(What this task involves): Check each line of the records below for the word "title" and copy those where it appears.

(Supplied records):
* * * *
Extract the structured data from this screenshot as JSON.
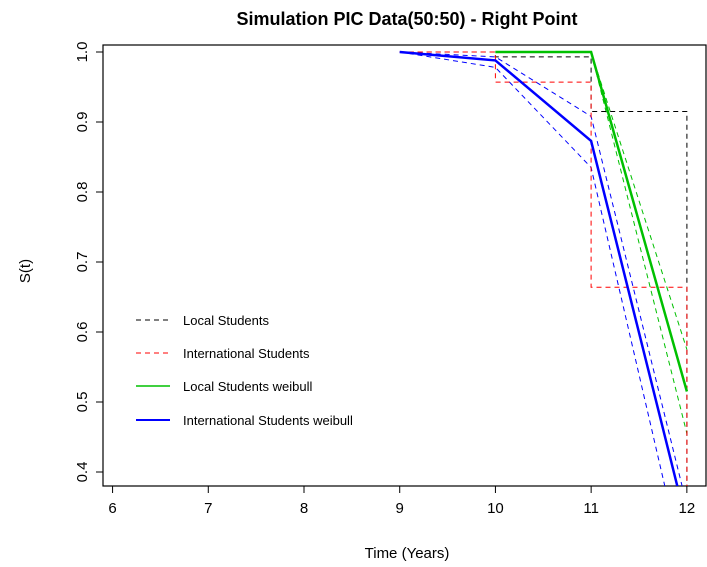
{
  "chart_data": {
    "type": "line",
    "title": "Simulation PIC Data(50:50) - Right Point",
    "xlabel": "Time (Years)",
    "ylabel": "S(t)",
    "xlim": [
      5.9,
      12.2
    ],
    "ylim": [
      0.38,
      1.01
    ],
    "x_ticks": [
      6,
      7,
      8,
      9,
      10,
      11,
      12
    ],
    "y_ticks": [
      0.4,
      0.5,
      0.6,
      0.7,
      0.8,
      0.9,
      1.0
    ],
    "y_tick_labels": [
      "0.4",
      "0.5",
      "0.6",
      "0.7",
      "0.8",
      "0.9",
      "1.0"
    ],
    "grid": false,
    "legend_position": "left",
    "series": [
      {
        "name": "Local Students",
        "color": "#000000",
        "style": "dashed-step",
        "points": [
          [
            9,
            1.0
          ],
          [
            10,
            1.0
          ],
          [
            10,
            0.993
          ],
          [
            11,
            0.993
          ],
          [
            11,
            0.915
          ],
          [
            12,
            0.915
          ],
          [
            12,
            0.38
          ]
        ]
      },
      {
        "name": "International Students",
        "color": "#ff0000",
        "style": "dashed-step",
        "points": [
          [
            9,
            1.0
          ],
          [
            10,
            1.0
          ],
          [
            10,
            0.957
          ],
          [
            11,
            0.957
          ],
          [
            11,
            0.664
          ],
          [
            12,
            0.664
          ],
          [
            12,
            0.38
          ]
        ]
      },
      {
        "name": "Local Students weibull",
        "color": "#00c000",
        "style": "solid",
        "points": [
          [
            10,
            1.0
          ],
          [
            11,
            1.0
          ],
          [
            12,
            0.515
          ]
        ]
      },
      {
        "name": "International Students weibull",
        "color": "#0000ff",
        "style": "solid",
        "points": [
          [
            9,
            1.0
          ],
          [
            10,
            0.988
          ],
          [
            11,
            0.873
          ],
          [
            11.9,
            0.38
          ]
        ]
      }
    ],
    "bands": [
      {
        "color": "#00c000",
        "points": [
          [
            10,
            1.0
          ],
          [
            11,
            1.0
          ],
          [
            12,
            0.575
          ]
        ]
      },
      {
        "color": "#00c000",
        "points": [
          [
            10,
            1.0
          ],
          [
            11,
            1.0
          ],
          [
            12,
            0.455
          ]
        ]
      },
      {
        "color": "#0000ff",
        "points": [
          [
            9,
            1.0
          ],
          [
            10,
            0.993
          ],
          [
            11,
            0.908
          ],
          [
            11.95,
            0.38
          ]
        ]
      },
      {
        "color": "#0000ff",
        "points": [
          [
            9,
            1.0
          ],
          [
            10,
            0.978
          ],
          [
            11,
            0.835
          ],
          [
            11.77,
            0.38
          ]
        ]
      }
    ]
  }
}
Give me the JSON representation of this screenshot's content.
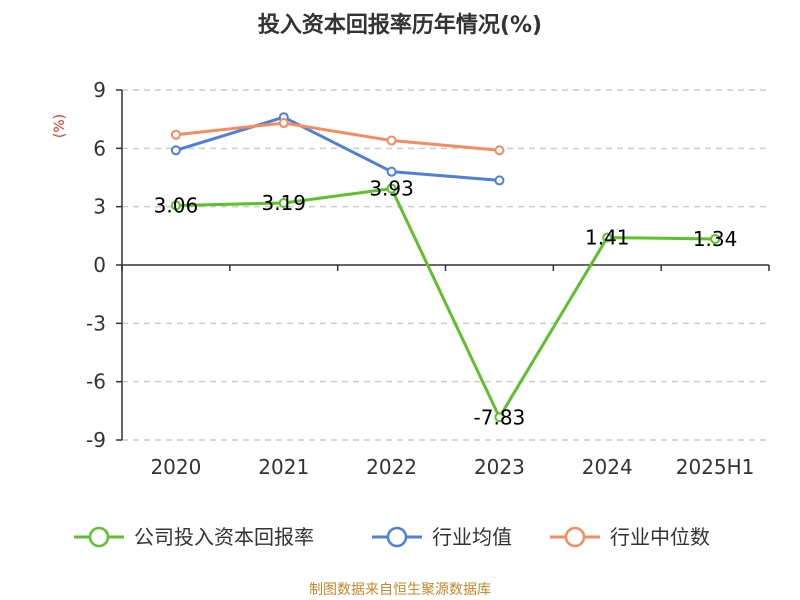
{
  "chart_data": {
    "type": "line",
    "title": "投入资本回报率历年情况(%)",
    "ylabel": "(%)",
    "categories": [
      "2020",
      "2021",
      "2022",
      "2023",
      "2024",
      "2025H1"
    ],
    "yticks": [
      "9",
      "6",
      "3",
      "0",
      "-3",
      "-6",
      "-9"
    ],
    "ylim": [
      -9,
      9
    ],
    "grid": "horizontal dashed",
    "legend_position": "bottom",
    "series": [
      {
        "name": "公司投入资本回报率",
        "color": "#5ec12c",
        "values": [
          3.06,
          3.19,
          3.93,
          -7.83,
          1.41,
          1.34
        ],
        "labels": [
          "3.06",
          "3.19",
          "3.93",
          "-7.83",
          "1.41",
          "1.34"
        ]
      },
      {
        "name": "行业均值",
        "color": "#4f7fdb",
        "values": [
          5.9,
          7.6,
          4.8,
          4.35,
          null,
          null
        ]
      },
      {
        "name": "行业中位数",
        "color": "#f58c5f",
        "values": [
          6.7,
          7.3,
          6.4,
          5.9,
          null,
          null
        ]
      }
    ]
  },
  "source": "制图数据来自恒生聚源数据库"
}
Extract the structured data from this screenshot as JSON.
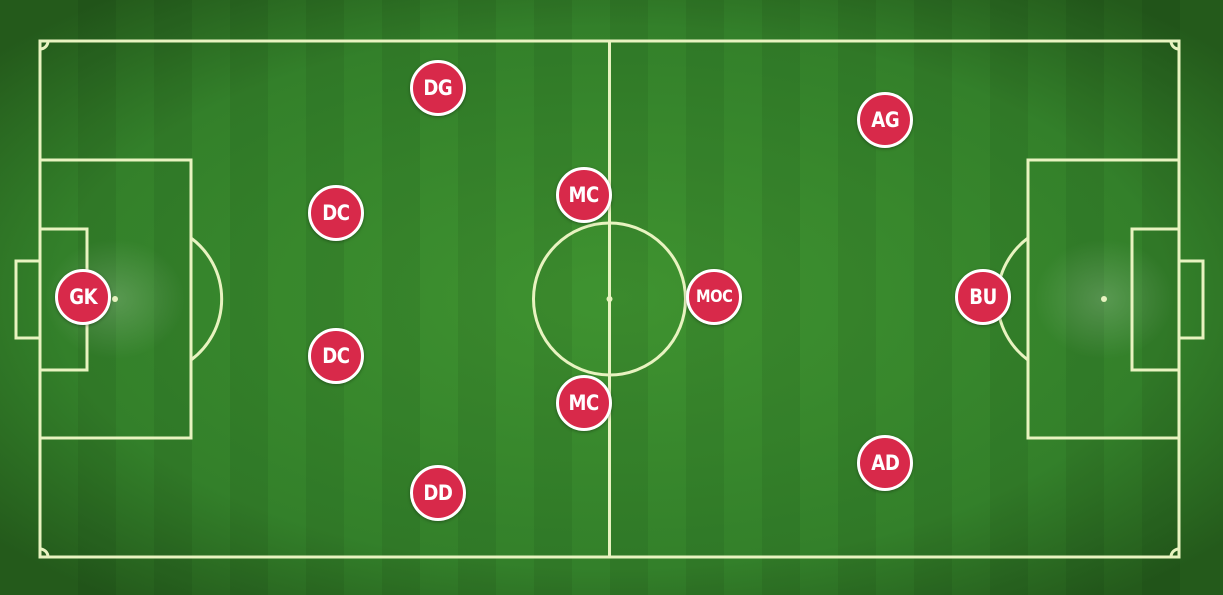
{
  "pitch": {
    "grass_color": "#3a8a2c",
    "stripe_color": "#347f27",
    "line_color": "#e8f3c0"
  },
  "token_style": {
    "fill_color": "#d8294a",
    "border_color": "#ffffff",
    "text_color": "#ffffff"
  },
  "players": [
    {
      "id": "gk",
      "label": "GK"
    },
    {
      "id": "dg",
      "label": "DG"
    },
    {
      "id": "dc1",
      "label": "DC"
    },
    {
      "id": "dc2",
      "label": "DC"
    },
    {
      "id": "dd",
      "label": "DD"
    },
    {
      "id": "mc1",
      "label": "MC"
    },
    {
      "id": "mc2",
      "label": "MC"
    },
    {
      "id": "moc",
      "label": "MOC"
    },
    {
      "id": "ag",
      "label": "AG"
    },
    {
      "id": "ad",
      "label": "AD"
    },
    {
      "id": "bu",
      "label": "BU"
    }
  ]
}
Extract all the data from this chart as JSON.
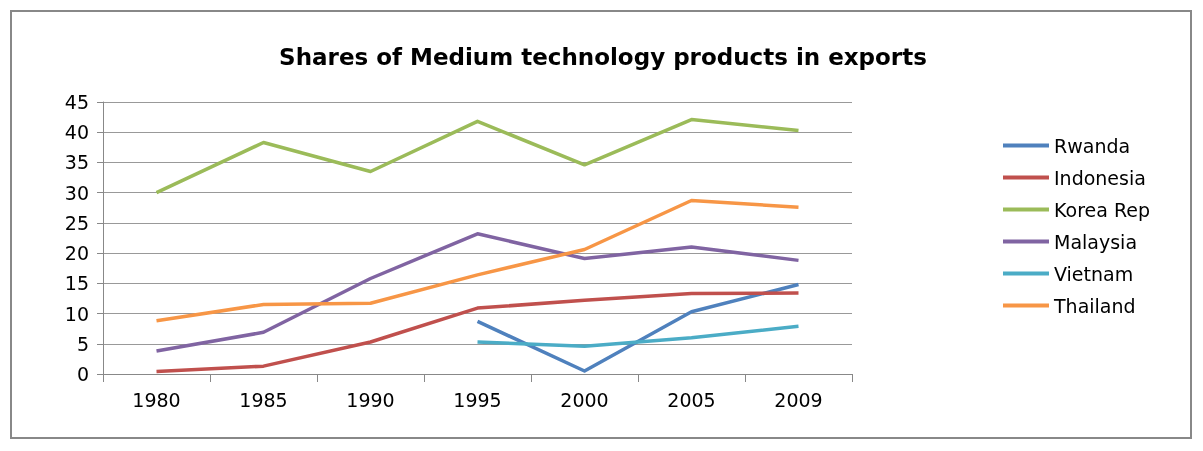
{
  "chart_data": {
    "type": "line",
    "title": "Shares of Medium technology products in exports",
    "categories": [
      "1980",
      "1985",
      "1990",
      "1995",
      "2000",
      "2005",
      "2009"
    ],
    "ylim": [
      0,
      45
    ],
    "yticks": [
      0,
      5,
      10,
      15,
      20,
      25,
      30,
      35,
      40,
      45
    ],
    "grid": "y",
    "legend": "right",
    "marker": "none",
    "line_style": "solid",
    "series": [
      {
        "name": "Rwanda",
        "color": "#4f81bd",
        "values": [
          null,
          null,
          null,
          8.7,
          0.5,
          10.3,
          14.8
        ]
      },
      {
        "name": "Indonesia",
        "color": "#c0504d",
        "values": [
          0.4,
          1.3,
          5.3,
          10.9,
          12.2,
          13.3,
          13.4
        ]
      },
      {
        "name": "Korea Rep",
        "color": "#9bbb59",
        "values": [
          30,
          38.3,
          33.5,
          41.8,
          34.6,
          42.1,
          40.3
        ]
      },
      {
        "name": "Malaysia",
        "color": "#8064a2",
        "values": [
          3.8,
          6.9,
          15.8,
          23.2,
          19.1,
          21,
          18.8
        ]
      },
      {
        "name": "Vietnam",
        "color": "#4bacc6",
        "values": [
          null,
          null,
          null,
          5.3,
          4.6,
          6,
          7.9
        ]
      },
      {
        "name": "Thailand",
        "color": "#f79646",
        "values": [
          8.8,
          11.5,
          11.7,
          16.4,
          20.6,
          28.7,
          27.6
        ]
      }
    ]
  }
}
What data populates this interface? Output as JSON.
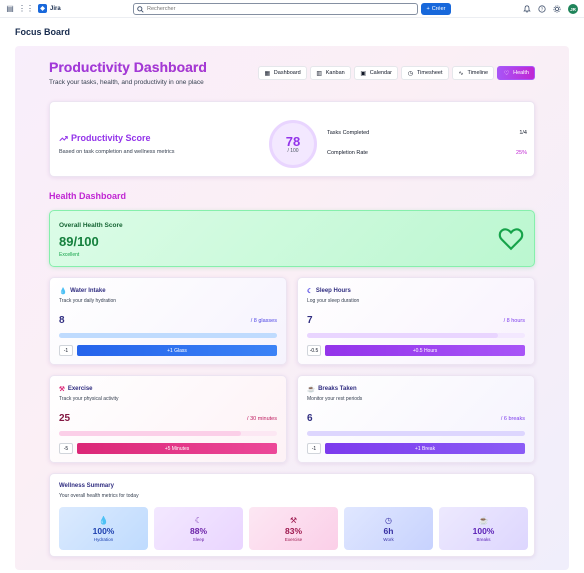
* * * *
(Response):
    "title": "Simulation PIC Data(50:50) - Right Point",
    "title": "投入资本回报率历年情况(%)",
    "title": "Shares of Medium technology products in exports",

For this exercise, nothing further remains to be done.